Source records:
* BEGIN *

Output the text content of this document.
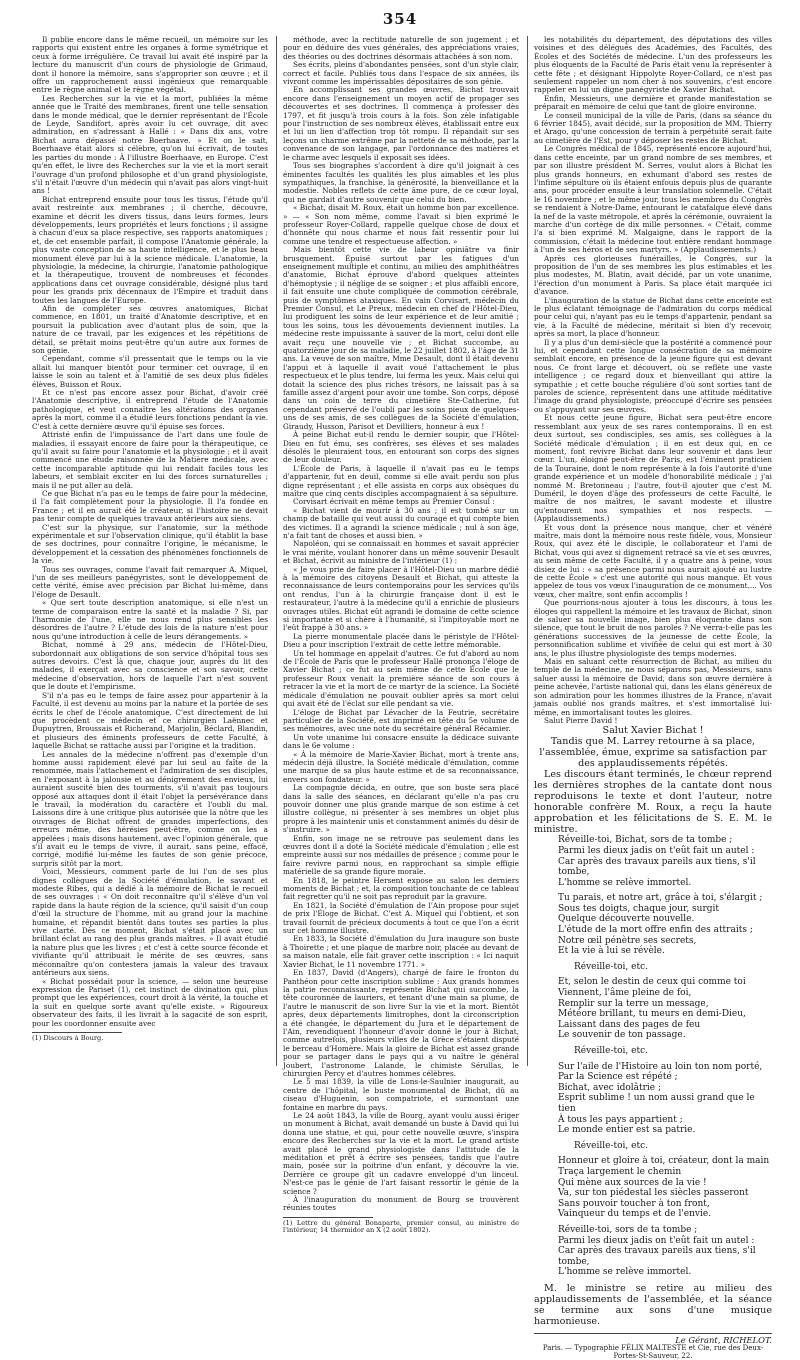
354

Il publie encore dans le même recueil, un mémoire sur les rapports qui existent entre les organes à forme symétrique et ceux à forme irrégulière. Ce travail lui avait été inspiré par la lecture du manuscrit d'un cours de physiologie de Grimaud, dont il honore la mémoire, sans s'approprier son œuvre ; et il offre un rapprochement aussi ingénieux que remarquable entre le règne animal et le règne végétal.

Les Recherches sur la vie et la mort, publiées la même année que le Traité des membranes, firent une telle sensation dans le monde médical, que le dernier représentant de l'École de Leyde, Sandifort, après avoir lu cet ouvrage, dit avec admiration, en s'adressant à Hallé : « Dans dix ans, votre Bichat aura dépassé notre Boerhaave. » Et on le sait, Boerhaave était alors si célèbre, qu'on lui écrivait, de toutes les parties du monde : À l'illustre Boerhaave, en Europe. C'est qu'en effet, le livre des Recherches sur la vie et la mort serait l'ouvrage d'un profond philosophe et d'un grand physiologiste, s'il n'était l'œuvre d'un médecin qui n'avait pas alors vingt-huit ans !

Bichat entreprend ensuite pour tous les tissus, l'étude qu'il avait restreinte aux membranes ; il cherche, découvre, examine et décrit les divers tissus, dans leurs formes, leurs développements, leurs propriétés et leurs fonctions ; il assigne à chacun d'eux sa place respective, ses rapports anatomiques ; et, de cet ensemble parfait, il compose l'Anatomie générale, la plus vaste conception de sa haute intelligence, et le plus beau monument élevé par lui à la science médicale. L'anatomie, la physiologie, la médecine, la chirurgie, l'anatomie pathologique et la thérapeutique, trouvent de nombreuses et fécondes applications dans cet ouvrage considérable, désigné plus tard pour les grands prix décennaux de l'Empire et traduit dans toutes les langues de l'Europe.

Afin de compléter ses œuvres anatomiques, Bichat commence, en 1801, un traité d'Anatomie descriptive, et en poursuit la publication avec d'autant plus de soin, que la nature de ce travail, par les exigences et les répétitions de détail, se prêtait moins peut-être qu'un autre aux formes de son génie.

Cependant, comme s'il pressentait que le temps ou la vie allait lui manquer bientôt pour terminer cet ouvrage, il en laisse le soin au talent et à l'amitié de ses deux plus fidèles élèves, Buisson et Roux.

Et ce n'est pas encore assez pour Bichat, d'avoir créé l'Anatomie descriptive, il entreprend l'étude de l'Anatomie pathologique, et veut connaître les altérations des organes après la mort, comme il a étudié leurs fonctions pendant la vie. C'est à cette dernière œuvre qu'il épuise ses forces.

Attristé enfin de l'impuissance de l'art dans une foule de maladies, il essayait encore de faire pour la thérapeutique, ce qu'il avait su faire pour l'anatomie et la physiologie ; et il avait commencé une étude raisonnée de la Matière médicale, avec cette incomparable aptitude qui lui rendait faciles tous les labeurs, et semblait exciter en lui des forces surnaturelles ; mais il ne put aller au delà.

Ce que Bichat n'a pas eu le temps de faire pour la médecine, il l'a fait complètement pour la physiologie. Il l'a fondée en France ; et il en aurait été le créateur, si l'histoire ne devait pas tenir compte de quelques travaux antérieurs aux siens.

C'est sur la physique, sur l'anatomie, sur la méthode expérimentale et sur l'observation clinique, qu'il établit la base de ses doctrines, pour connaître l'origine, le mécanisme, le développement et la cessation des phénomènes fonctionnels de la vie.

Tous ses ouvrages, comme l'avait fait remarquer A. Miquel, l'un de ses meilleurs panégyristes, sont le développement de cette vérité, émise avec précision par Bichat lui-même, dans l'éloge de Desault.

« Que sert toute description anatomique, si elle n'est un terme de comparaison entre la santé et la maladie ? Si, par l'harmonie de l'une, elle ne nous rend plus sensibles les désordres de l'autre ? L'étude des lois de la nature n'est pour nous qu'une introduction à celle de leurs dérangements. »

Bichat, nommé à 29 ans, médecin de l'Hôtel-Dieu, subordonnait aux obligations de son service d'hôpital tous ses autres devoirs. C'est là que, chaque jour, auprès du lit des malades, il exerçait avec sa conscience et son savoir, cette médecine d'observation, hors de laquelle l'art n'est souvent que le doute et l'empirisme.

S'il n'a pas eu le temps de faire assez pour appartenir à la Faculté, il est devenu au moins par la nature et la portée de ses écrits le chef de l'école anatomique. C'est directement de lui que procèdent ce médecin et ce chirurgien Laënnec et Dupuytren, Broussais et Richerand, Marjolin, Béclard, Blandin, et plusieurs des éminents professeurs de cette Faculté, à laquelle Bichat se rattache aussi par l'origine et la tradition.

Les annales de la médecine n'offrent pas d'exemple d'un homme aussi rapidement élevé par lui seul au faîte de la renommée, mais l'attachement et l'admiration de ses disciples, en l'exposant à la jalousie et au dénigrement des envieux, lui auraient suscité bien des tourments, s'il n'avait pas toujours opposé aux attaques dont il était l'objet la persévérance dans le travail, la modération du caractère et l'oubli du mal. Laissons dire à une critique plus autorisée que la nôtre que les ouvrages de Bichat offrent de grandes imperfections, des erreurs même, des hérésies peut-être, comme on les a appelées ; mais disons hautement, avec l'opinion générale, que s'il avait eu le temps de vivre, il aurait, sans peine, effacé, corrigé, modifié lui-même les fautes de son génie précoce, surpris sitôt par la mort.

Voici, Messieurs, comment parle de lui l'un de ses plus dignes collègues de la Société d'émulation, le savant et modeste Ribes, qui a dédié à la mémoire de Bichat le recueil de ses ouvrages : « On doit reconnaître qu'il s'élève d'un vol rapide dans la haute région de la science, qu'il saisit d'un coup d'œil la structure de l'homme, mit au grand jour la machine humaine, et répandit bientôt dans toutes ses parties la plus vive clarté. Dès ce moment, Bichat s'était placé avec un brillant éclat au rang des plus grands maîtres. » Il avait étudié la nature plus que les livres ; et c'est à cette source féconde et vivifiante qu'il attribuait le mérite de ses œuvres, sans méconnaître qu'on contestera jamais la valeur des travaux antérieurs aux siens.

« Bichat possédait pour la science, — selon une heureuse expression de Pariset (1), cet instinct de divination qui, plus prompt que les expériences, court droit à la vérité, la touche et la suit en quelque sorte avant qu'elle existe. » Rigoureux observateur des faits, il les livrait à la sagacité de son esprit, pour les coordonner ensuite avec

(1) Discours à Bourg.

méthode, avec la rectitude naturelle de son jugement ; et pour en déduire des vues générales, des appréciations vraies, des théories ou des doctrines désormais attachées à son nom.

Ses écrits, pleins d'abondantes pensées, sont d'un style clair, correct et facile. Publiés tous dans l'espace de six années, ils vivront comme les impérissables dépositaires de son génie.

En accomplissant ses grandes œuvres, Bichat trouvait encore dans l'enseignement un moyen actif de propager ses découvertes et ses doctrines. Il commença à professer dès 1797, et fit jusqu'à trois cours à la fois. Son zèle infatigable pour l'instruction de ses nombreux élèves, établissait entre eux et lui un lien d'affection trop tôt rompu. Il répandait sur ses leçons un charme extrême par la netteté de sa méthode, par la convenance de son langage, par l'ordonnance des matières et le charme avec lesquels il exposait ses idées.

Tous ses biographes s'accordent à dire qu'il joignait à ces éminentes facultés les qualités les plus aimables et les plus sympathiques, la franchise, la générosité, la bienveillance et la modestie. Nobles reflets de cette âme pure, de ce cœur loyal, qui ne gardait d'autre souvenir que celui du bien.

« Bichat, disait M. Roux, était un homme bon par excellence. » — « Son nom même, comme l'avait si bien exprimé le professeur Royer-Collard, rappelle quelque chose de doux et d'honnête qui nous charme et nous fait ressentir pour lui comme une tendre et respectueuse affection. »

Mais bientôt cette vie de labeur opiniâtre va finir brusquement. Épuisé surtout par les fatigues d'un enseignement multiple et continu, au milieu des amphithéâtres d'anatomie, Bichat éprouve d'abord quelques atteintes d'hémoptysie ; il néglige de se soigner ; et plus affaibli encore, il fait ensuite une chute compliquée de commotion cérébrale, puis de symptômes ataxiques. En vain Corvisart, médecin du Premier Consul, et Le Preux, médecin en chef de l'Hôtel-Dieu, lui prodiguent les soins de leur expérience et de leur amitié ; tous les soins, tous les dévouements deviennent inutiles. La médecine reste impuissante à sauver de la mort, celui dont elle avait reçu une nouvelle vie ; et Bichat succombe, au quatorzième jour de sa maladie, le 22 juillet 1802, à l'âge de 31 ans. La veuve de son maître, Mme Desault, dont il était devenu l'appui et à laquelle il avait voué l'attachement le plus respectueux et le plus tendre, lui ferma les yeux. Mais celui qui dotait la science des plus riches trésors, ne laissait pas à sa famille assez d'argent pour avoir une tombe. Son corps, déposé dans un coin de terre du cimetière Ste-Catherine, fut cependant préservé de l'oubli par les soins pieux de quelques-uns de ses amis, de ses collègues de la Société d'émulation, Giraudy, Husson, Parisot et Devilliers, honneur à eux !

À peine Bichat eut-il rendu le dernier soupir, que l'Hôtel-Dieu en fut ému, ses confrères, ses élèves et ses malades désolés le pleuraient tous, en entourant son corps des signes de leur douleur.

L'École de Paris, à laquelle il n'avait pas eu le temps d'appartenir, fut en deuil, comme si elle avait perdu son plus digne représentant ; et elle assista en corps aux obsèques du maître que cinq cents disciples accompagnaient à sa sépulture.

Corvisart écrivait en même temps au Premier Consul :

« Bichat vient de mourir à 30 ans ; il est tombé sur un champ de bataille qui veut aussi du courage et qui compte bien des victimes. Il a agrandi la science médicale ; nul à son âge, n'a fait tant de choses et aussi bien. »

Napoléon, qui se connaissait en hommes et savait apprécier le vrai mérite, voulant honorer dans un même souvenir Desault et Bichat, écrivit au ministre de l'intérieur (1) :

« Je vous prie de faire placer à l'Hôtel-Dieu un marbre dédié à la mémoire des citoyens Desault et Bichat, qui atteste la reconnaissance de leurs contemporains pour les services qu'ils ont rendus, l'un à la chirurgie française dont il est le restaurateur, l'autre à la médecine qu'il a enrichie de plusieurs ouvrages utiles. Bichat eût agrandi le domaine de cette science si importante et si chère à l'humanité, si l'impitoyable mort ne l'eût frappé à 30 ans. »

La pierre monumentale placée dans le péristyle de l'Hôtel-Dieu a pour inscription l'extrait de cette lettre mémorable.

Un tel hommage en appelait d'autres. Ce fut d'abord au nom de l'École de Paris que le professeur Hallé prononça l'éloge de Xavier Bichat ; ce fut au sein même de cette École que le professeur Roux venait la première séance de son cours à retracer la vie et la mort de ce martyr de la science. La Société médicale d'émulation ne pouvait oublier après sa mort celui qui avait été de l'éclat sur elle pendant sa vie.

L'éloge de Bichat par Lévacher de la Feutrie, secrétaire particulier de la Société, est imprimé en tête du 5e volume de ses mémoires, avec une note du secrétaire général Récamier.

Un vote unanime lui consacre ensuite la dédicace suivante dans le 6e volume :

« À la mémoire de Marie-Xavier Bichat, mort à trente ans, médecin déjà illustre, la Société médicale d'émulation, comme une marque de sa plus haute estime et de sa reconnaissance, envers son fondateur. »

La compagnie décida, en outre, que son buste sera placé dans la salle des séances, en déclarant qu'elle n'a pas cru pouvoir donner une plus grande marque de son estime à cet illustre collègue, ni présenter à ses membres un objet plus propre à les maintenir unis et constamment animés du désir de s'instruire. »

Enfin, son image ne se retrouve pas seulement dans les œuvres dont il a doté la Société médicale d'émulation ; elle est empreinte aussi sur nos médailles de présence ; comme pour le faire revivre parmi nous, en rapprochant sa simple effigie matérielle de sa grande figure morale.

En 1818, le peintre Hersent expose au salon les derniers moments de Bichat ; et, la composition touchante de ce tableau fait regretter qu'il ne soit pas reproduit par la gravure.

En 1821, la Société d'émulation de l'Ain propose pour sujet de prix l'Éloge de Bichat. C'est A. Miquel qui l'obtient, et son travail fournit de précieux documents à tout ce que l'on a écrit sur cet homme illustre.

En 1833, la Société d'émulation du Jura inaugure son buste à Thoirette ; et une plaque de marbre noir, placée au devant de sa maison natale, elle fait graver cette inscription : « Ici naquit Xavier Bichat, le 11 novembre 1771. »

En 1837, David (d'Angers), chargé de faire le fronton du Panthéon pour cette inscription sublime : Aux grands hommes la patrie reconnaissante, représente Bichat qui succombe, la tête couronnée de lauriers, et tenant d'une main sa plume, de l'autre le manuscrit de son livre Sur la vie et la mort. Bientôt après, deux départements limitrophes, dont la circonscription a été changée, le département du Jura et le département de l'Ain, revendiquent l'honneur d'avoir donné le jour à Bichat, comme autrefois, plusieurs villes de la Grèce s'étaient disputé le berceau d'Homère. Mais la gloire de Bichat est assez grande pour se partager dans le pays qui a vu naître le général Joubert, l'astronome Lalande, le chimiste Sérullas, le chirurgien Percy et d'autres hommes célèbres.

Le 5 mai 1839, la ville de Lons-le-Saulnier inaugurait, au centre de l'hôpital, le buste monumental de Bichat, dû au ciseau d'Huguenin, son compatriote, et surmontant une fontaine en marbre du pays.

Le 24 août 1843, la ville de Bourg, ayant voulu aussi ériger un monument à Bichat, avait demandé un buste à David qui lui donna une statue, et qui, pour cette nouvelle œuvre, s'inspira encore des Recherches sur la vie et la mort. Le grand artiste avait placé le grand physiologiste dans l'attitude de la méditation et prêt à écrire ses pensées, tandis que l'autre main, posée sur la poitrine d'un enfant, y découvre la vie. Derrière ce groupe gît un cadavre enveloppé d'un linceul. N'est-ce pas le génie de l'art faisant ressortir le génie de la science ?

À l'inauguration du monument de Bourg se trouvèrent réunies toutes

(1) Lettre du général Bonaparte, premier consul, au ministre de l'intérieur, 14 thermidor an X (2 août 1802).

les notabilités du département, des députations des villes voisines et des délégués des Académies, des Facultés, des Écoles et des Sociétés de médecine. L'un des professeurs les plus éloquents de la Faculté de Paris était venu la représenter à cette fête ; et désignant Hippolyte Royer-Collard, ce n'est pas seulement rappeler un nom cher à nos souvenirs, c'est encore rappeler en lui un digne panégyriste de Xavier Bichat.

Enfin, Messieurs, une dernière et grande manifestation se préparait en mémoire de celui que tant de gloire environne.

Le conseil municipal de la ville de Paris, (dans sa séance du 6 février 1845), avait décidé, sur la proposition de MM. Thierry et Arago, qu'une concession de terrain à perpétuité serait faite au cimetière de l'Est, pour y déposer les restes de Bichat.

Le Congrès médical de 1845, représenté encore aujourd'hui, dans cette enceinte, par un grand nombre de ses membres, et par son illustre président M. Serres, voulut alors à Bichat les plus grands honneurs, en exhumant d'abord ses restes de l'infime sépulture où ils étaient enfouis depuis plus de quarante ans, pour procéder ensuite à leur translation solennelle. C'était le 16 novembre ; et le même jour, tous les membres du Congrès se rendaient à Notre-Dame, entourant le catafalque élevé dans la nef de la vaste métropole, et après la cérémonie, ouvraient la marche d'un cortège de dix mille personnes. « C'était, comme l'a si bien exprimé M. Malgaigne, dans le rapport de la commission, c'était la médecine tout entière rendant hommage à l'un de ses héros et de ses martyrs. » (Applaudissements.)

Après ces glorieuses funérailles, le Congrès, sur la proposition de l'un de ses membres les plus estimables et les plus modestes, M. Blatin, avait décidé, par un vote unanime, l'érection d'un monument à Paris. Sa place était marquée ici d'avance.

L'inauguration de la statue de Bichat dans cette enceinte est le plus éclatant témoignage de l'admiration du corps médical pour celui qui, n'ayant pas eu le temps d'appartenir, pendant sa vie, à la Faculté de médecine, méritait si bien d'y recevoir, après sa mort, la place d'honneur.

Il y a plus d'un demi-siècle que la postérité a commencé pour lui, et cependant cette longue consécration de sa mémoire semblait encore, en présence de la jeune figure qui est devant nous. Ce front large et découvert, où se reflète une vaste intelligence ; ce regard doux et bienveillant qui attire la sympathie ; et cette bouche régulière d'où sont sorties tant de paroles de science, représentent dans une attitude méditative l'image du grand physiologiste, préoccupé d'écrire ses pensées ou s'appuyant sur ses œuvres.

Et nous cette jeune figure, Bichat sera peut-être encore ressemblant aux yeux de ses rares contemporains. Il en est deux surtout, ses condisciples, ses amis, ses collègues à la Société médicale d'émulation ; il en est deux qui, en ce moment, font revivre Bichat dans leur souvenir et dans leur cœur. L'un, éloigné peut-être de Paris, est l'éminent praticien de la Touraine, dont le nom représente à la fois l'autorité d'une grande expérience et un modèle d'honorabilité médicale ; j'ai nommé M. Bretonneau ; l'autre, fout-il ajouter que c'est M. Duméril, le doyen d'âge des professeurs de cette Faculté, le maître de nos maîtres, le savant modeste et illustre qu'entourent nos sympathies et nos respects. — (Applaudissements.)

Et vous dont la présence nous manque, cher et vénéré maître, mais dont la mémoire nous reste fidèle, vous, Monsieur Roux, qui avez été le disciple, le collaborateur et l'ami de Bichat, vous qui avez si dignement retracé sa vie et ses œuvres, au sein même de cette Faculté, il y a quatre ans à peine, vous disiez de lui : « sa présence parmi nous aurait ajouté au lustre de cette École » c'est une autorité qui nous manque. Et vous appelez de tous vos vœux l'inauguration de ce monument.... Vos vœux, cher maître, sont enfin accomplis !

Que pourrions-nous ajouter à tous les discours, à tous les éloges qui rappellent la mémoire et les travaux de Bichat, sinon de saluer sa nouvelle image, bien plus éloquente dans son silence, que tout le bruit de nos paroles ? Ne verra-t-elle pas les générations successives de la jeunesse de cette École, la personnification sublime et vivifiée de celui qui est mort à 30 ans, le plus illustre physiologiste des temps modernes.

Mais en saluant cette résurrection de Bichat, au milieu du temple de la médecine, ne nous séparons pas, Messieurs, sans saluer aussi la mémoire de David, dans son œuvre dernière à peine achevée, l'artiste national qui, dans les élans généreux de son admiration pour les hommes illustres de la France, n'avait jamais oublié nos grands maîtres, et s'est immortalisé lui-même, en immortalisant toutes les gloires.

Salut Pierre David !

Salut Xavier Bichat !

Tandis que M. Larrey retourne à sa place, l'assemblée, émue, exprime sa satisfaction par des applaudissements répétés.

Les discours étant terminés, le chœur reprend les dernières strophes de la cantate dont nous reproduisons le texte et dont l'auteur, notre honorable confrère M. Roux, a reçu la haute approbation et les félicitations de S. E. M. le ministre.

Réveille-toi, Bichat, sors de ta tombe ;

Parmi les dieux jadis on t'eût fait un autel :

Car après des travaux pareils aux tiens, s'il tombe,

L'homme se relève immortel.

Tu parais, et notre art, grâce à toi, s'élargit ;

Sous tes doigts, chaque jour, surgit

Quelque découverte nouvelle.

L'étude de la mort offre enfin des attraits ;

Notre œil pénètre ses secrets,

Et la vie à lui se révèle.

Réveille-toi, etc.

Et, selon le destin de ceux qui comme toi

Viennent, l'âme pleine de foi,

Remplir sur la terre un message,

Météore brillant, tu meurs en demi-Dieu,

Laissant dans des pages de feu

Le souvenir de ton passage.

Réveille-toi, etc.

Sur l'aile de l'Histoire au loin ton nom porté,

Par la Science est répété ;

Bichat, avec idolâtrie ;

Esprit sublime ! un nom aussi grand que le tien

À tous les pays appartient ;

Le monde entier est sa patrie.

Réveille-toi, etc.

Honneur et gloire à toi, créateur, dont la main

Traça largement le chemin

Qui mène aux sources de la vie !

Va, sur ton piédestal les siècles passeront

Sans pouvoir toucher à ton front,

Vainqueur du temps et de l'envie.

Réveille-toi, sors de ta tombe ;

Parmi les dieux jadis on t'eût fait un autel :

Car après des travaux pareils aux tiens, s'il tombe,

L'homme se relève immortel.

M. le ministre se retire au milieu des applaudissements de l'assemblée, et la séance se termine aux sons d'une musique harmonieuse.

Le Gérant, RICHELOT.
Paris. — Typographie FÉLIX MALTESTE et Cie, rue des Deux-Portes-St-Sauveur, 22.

* END *

* [WORK INSTRUCTIONS]: Report all lines of the data above that include the string "créateur".

* [RESULT FOR THIS EXERCISE]:
Ce que Bichat n'a pas eu le temps de faire pour la médecine, il l'a fait complètement pour la physiologie. Il l'a fondée en France ; et il en aurait été le créateur, si l'histoire ne devait pas tenir compte de quelques travaux antérieurs aux siens.
Honneur et gloire à toi, créateur, dont la main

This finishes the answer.